WHAT YOU WILL DO ▸ Rewrite the lines below as a numbered list, leaving out any blank lines.
BEGIN RECORD EXTRACTS
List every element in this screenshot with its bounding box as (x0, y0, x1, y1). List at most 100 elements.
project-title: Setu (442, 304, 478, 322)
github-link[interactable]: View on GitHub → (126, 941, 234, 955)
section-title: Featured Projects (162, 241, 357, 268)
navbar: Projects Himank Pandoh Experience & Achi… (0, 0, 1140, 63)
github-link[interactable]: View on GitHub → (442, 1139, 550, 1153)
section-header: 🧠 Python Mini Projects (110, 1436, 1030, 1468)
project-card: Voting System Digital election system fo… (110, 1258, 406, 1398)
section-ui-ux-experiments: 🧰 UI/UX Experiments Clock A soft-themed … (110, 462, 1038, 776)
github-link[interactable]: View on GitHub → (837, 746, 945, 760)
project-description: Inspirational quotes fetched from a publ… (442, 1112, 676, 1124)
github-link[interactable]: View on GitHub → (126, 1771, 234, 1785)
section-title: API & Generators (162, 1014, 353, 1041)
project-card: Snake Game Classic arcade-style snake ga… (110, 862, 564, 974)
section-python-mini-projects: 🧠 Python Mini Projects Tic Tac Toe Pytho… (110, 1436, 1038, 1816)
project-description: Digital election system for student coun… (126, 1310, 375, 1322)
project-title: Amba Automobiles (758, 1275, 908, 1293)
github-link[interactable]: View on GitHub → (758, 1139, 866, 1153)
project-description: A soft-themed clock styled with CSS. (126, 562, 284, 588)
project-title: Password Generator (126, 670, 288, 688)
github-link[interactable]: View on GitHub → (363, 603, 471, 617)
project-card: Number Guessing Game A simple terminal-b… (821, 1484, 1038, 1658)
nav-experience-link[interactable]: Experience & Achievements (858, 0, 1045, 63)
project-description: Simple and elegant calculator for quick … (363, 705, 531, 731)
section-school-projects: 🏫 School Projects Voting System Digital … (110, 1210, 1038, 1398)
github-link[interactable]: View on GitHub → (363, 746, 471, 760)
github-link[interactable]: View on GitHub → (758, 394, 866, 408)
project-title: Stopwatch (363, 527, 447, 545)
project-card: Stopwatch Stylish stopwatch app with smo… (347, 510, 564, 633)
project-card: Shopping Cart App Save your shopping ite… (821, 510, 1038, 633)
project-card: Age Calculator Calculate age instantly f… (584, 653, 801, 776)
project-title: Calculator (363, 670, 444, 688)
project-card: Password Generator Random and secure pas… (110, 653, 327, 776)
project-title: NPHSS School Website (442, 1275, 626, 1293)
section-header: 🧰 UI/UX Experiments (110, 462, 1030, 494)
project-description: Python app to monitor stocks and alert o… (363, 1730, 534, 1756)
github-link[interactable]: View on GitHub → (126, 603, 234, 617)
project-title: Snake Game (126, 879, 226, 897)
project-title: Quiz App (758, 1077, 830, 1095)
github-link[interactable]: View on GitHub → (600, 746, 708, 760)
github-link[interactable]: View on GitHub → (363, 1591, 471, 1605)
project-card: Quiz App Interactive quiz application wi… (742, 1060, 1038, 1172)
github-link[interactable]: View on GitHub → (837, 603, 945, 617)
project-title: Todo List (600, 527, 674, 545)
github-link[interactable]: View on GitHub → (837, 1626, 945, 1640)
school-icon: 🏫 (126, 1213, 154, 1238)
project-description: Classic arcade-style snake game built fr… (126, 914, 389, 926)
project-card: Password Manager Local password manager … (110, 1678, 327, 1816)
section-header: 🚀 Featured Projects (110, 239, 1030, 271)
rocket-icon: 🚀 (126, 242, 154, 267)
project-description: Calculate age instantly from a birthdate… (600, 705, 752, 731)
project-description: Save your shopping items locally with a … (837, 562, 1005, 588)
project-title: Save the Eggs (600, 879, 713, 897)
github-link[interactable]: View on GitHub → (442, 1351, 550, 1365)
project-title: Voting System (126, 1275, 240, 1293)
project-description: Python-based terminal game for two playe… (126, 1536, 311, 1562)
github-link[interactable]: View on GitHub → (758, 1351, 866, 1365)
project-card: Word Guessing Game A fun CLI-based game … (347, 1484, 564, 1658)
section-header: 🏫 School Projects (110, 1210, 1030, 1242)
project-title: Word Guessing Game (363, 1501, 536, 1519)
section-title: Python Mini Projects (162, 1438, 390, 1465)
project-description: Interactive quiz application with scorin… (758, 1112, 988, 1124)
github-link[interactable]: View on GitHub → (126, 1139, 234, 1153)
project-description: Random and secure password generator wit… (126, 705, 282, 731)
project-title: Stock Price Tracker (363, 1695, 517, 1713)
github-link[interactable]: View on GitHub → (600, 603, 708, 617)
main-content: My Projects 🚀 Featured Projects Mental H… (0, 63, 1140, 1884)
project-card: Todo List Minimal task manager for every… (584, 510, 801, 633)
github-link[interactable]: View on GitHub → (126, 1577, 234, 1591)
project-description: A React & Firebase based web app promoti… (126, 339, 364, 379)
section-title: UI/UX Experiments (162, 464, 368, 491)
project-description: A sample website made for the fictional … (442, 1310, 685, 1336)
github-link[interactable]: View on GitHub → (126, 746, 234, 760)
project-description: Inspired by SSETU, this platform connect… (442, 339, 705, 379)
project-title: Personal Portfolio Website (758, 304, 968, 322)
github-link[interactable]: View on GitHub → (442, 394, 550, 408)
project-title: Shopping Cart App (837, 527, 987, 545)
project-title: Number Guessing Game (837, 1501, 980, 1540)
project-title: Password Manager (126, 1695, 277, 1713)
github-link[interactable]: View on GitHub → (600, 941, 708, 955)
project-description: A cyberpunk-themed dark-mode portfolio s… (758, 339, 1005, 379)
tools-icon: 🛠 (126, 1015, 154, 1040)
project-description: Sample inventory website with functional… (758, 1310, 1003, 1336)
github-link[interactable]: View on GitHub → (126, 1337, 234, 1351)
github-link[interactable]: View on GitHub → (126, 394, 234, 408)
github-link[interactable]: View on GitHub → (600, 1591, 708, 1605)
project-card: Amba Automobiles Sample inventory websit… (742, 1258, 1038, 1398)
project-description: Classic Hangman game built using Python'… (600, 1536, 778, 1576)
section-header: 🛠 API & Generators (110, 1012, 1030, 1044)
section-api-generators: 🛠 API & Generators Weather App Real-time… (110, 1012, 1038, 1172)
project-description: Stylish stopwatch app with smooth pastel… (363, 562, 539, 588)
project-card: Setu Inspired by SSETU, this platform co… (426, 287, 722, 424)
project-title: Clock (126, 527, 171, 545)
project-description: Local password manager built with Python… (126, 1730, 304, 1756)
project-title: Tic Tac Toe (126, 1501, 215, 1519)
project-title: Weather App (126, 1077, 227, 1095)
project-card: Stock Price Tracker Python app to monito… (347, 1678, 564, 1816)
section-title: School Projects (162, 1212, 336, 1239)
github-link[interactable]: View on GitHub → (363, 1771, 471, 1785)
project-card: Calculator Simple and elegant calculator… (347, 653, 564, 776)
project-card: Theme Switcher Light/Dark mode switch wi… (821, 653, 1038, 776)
END RECORD EXTRACTS
RESPONSE ▸
1. List every element in this screenshot with its bounding box as (x0, y0, x1, y1). List at most 100 elements.
2. project-title: Setu (442, 304, 478, 322)
3. github-link[interactable]: View on GitHub → (126, 941, 234, 955)
4. section-title: Featured Projects (162, 241, 357, 268)
5. navbar: Projects Himank Pandoh Experience & Achi… (0, 0, 1140, 63)
6. github-link[interactable]: View on GitHub → (442, 1139, 550, 1153)
7. section-header: 🧠 Python Mini Projects (110, 1436, 1030, 1468)
8. project-card: Voting System Digital election system fo… (110, 1258, 406, 1398)
9. section-ui-ux-experiments: 🧰 UI/UX Experiments Clock A soft-themed … (110, 462, 1038, 776)
10. github-link[interactable]: View on GitHub → (837, 746, 945, 760)
11. project-description: Inspirational quotes fetched from a publ… (442, 1112, 676, 1124)
12. github-link[interactable]: View on GitHub → (126, 1771, 234, 1785)
13. section-title: API & Generators (162, 1014, 353, 1041)
14. project-card: Snake Game Classic arcade-style snake ga… (110, 862, 564, 974)
15. section-python-mini-projects: 🧠 Python Mini Projects Tic Tac Toe Pytho… (110, 1436, 1038, 1816)
16. project-description: Digital election system for student coun… (126, 1310, 375, 1322)
17. project-title: Amba Automobiles (758, 1275, 908, 1293)
18. github-link[interactable]: View on GitHub → (758, 1139, 866, 1153)
19. project-description: A soft-themed clock styled with CSS. (126, 562, 284, 588)
20. project-title: Password Generator (126, 670, 288, 688)
21. github-link[interactable]: View on GitHub → (363, 603, 471, 617)
22. project-card: Number Guessing Game A simple terminal-b… (821, 1484, 1038, 1658)
23. nav-experience-link[interactable]: Experience & Achievements (858, 0, 1045, 63)
24. project-description: Simple and elegant calculator for quick … (363, 705, 531, 731)
25. section-school-projects: 🏫 School Projects Voting System Digital … (110, 1210, 1038, 1398)
26. github-link[interactable]: View on GitHub → (363, 746, 471, 760)
27. github-link[interactable]: View on GitHub → (758, 394, 866, 408)
28. project-title: Stopwatch (363, 527, 447, 545)
29. project-card: Stopwatch Stylish stopwatch app with smo… (347, 510, 564, 633)
30. project-card: Shopping Cart App Save your shopping ite… (821, 510, 1038, 633)
31. project-card: Age Calculator Calculate age instantly f… (584, 653, 801, 776)
32. project-title: Calculator (363, 670, 444, 688)
33. project-card: Password Generator Random and secure pas… (110, 653, 327, 776)
34. project-title: NPHSS School Website (442, 1275, 626, 1293)
35. section-header: 🧰 UI/UX Experiments (110, 462, 1030, 494)
36. project-description: Python app to monitor stocks and alert o… (363, 1730, 534, 1756)
37. github-link[interactable]: View on GitHub → (126, 603, 234, 617)
38. project-title: Snake Game (126, 879, 226, 897)
39. project-title: Quiz App (758, 1077, 830, 1095)
40. github-link[interactable]: View on GitHub → (600, 746, 708, 760)
41. github-link[interactable]: View on GitHub → (363, 1591, 471, 1605)
42. project-card: Quiz App Interactive quiz application wi… (742, 1060, 1038, 1172)
43. github-link[interactable]: View on GitHub → (837, 603, 945, 617)
44. project-title: Todo List (600, 527, 674, 545)
45. github-link[interactable]: View on GitHub → (837, 1626, 945, 1640)
46. school-icon: 🏫 (126, 1213, 154, 1238)
47. project-description: Classic arcade-style snake game built fr… (126, 914, 389, 926)
48. project-card: Password Manager Local password manager … (110, 1678, 327, 1816)
49. section-header: 🚀 Featured Projects (110, 239, 1030, 271)
50. rocket-icon: 🚀 (126, 242, 154, 267)
51. project-description: Calculate age instantly from a birthdate… (600, 705, 752, 731)
52. project-description: Save your shopping items locally with a … (837, 562, 1005, 588)
53. project-title: Save the Eggs (600, 879, 713, 897)
54. github-link[interactable]: View on GitHub → (442, 1351, 550, 1365)
55. project-title: Voting System (126, 1275, 240, 1293)
56. project-description: Python-based terminal game for two playe… (126, 1536, 311, 1562)
57. github-link[interactable]: View on GitHub → (758, 1351, 866, 1365)
58. project-card: Word Guessing Game A fun CLI-based game … (347, 1484, 564, 1658)
59. section-header: 🏫 School Projects (110, 1210, 1030, 1242)
60. project-title: Word Guessing Game (363, 1501, 536, 1519)
61. section-title: Python Mini Projects (162, 1438, 390, 1465)
62. project-description: Interactive quiz application with scorin… (758, 1112, 988, 1124)
63. github-link[interactable]: View on GitHub → (126, 1139, 234, 1153)
64. project-description: Random and secure password generator wit… (126, 705, 282, 731)
65. project-title: Stock Price Tracker (363, 1695, 517, 1713)
66. github-link[interactable]: View on GitHub → (600, 603, 708, 617)
67. main-content: My Projects 🚀 Featured Projects Mental H… (0, 63, 1140, 1884)
68. project-card: Todo List Minimal task manager for every… (584, 510, 801, 633)
69. github-link[interactable]: View on GitHub → (126, 1577, 234, 1591)
70. project-description: A React & Firebase based web app promoti… (126, 339, 364, 379)
71. section-title: UI/UX Experiments (162, 464, 368, 491)
72. project-description: A sample website made for the fictional … (442, 1310, 685, 1336)
73. github-link[interactable]: View on GitHub → (126, 746, 234, 760)
74. project-description: Inspired by SSETU, this platform connect… (442, 339, 705, 379)
75. project-title: Personal Portfolio Website (758, 304, 968, 322)
76. github-link[interactable]: View on GitHub → (442, 394, 550, 408)
77. project-title: Shopping Cart App (837, 527, 987, 545)
78. project-title: Number Guessing Game (837, 1501, 980, 1540)
79. project-title: Password Manager (126, 1695, 277, 1713)
80. github-link[interactable]: View on GitHub → (600, 941, 708, 955)
81. project-description: A cyberpunk-themed dark-mode portfolio s… (758, 339, 1005, 379)
82. tools-icon: 🛠 (126, 1015, 154, 1040)
83. project-description: Sample inventory website with functional… (758, 1310, 1003, 1336)
84. github-link[interactable]: View on GitHub → (126, 1337, 234, 1351)
85. github-link[interactable]: View on GitHub → (126, 394, 234, 408)
86. github-link[interactable]: View on GitHub → (600, 1591, 708, 1605)
87. project-card: Amba Automobiles Sample inventory websit… (742, 1258, 1038, 1398)
88. project-description: Classic Hangman game built using Python'… (600, 1536, 778, 1576)
89. section-header: 🛠 API & Generators (110, 1012, 1030, 1044)
90. section-api-generators: 🛠 API & Generators Weather App Real-time… (110, 1012, 1038, 1172)
91. project-description: Stylish stopwatch app with smooth pastel… (363, 562, 539, 588)
92. project-card: Setu Inspired by SSETU, this platform co… (426, 287, 722, 424)
93. project-title: Clock (126, 527, 171, 545)
94. project-description: Local password manager built with Python… (126, 1730, 304, 1756)
95. project-title: Tic Tac Toe (126, 1501, 215, 1519)
96. project-title: Weather App (126, 1077, 227, 1095)
97. project-card: Stock Price Tracker Python app to monito… (347, 1678, 564, 1816)
98. section-title: School Projects (162, 1212, 336, 1239)
99. github-link[interactable]: View on GitHub → (363, 1771, 471, 1785)
100. project-card: Calculator Simple and elegant calculator… (347, 653, 564, 776)
101. project-card: Theme Switcher Light/Dark mode switch wi… (821, 653, 1038, 776)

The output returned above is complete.